> **EXERCISE REQUIREMENTS**: Identify all lines below that hold "data" and collect them.

## begin RECORDS FOR PROCESSING

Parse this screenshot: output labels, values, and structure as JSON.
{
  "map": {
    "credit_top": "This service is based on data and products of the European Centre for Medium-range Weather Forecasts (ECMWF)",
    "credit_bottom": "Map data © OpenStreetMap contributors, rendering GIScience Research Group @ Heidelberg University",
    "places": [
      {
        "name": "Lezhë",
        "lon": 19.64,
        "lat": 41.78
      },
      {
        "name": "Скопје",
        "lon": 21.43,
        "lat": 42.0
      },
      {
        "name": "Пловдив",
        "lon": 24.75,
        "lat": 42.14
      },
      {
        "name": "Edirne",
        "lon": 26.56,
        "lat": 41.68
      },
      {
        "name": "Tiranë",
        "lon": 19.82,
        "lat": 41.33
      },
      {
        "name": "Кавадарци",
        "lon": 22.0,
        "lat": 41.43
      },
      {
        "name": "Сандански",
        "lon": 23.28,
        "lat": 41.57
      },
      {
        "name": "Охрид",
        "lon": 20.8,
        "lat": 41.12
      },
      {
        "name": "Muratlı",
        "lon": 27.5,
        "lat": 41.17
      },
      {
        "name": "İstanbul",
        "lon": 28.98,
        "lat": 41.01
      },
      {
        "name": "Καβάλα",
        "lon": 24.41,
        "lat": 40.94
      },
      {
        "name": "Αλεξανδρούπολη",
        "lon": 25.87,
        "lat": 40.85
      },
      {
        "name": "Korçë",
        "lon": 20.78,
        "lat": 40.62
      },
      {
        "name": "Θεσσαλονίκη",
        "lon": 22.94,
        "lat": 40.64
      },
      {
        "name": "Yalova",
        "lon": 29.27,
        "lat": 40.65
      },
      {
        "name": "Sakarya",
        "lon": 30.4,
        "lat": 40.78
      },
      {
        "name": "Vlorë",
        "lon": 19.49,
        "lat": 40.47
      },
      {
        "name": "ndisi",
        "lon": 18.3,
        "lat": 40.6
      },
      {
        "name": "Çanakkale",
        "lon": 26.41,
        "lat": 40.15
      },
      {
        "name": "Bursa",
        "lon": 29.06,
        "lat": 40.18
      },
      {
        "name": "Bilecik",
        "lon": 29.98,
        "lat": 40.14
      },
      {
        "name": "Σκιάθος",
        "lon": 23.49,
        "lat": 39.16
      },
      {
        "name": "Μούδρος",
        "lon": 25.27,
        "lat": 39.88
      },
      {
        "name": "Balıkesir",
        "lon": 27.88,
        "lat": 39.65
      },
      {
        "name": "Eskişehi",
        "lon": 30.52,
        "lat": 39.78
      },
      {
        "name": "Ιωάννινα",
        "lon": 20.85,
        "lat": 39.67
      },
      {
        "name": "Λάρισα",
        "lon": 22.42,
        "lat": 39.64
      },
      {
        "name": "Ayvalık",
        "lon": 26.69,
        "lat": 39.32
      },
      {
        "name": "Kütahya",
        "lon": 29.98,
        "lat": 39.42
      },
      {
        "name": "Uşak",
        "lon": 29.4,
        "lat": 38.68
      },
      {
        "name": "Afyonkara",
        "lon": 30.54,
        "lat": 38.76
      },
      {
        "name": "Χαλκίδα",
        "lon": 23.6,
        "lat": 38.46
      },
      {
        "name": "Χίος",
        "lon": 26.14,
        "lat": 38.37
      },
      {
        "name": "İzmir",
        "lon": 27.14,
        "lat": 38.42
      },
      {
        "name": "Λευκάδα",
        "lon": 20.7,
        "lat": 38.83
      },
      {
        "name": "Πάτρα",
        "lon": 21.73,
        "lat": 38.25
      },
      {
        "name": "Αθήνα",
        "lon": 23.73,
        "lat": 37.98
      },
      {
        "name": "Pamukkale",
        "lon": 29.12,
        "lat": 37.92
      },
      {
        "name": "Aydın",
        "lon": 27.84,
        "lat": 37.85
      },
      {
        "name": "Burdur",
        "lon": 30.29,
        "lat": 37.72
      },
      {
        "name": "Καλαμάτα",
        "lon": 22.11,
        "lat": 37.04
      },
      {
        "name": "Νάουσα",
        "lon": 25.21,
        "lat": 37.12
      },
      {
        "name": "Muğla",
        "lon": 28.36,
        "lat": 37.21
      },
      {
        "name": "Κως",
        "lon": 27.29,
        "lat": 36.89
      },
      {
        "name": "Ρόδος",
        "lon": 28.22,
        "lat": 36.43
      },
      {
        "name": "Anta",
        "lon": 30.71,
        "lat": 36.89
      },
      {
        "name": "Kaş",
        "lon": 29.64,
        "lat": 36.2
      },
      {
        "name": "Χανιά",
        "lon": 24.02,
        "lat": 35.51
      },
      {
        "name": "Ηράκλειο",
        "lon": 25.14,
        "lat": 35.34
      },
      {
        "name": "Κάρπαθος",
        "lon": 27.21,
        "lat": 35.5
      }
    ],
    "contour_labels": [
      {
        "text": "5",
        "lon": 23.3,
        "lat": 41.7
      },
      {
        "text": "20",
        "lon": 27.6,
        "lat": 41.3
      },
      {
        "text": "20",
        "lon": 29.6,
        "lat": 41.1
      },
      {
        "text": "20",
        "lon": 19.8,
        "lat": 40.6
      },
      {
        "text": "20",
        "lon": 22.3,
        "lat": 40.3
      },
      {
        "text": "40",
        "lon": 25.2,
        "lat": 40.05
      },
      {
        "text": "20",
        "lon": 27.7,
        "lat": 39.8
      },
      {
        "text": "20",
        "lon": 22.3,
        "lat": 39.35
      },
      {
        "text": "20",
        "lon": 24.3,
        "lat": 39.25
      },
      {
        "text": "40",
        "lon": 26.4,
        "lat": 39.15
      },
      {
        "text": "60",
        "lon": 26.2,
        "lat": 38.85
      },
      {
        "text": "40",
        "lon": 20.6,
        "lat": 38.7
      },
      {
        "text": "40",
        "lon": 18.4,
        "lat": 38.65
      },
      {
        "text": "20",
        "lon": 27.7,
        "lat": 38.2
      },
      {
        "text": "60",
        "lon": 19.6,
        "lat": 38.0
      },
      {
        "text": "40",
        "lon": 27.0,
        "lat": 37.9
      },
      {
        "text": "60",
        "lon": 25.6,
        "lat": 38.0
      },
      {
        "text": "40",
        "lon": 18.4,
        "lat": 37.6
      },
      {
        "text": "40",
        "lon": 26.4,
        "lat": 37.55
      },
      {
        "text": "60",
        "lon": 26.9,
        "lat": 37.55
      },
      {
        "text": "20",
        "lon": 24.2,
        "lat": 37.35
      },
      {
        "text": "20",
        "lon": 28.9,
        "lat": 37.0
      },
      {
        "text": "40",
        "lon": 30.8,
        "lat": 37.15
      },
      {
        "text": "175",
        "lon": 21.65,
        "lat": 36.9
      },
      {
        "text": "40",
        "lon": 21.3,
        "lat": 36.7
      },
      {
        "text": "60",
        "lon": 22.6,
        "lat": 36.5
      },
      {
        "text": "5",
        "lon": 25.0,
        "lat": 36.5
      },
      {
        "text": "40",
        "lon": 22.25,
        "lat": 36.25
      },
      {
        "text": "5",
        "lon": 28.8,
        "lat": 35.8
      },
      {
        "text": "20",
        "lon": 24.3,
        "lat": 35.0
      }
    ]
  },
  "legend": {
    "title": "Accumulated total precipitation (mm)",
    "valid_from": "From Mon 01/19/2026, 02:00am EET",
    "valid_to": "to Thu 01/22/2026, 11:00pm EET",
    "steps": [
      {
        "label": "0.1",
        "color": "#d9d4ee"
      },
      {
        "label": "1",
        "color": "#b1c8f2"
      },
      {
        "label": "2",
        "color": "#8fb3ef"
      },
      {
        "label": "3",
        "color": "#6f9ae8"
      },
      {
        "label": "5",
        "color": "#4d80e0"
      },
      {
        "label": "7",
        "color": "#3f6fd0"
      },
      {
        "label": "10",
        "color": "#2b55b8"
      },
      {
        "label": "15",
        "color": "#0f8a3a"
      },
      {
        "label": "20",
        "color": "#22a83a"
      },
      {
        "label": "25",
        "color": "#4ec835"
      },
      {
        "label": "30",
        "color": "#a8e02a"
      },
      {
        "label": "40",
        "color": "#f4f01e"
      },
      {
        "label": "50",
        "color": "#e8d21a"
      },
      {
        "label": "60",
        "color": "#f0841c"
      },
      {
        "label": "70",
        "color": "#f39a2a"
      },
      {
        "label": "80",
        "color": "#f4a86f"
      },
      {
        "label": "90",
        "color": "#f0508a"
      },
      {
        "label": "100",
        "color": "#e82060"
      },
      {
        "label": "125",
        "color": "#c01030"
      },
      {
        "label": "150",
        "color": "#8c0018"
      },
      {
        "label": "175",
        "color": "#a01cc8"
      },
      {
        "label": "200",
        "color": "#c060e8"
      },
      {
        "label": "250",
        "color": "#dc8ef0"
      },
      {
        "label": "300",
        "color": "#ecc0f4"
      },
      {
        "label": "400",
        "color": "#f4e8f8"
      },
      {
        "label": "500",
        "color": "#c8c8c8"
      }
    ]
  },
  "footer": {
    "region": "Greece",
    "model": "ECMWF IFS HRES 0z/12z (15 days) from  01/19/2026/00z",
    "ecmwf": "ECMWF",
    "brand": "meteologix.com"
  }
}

## end RECORDS FOR PROCESSING

> **TASK RESPONSE**:
    "credit_top": "This service is based on data and products of the European Centre for Medium-range Weather Forecasts (ECMWF)",
    "credit_bottom": "Map data © OpenStreetMap contributors, rendering GIScience Research Group @ Heidelberg University",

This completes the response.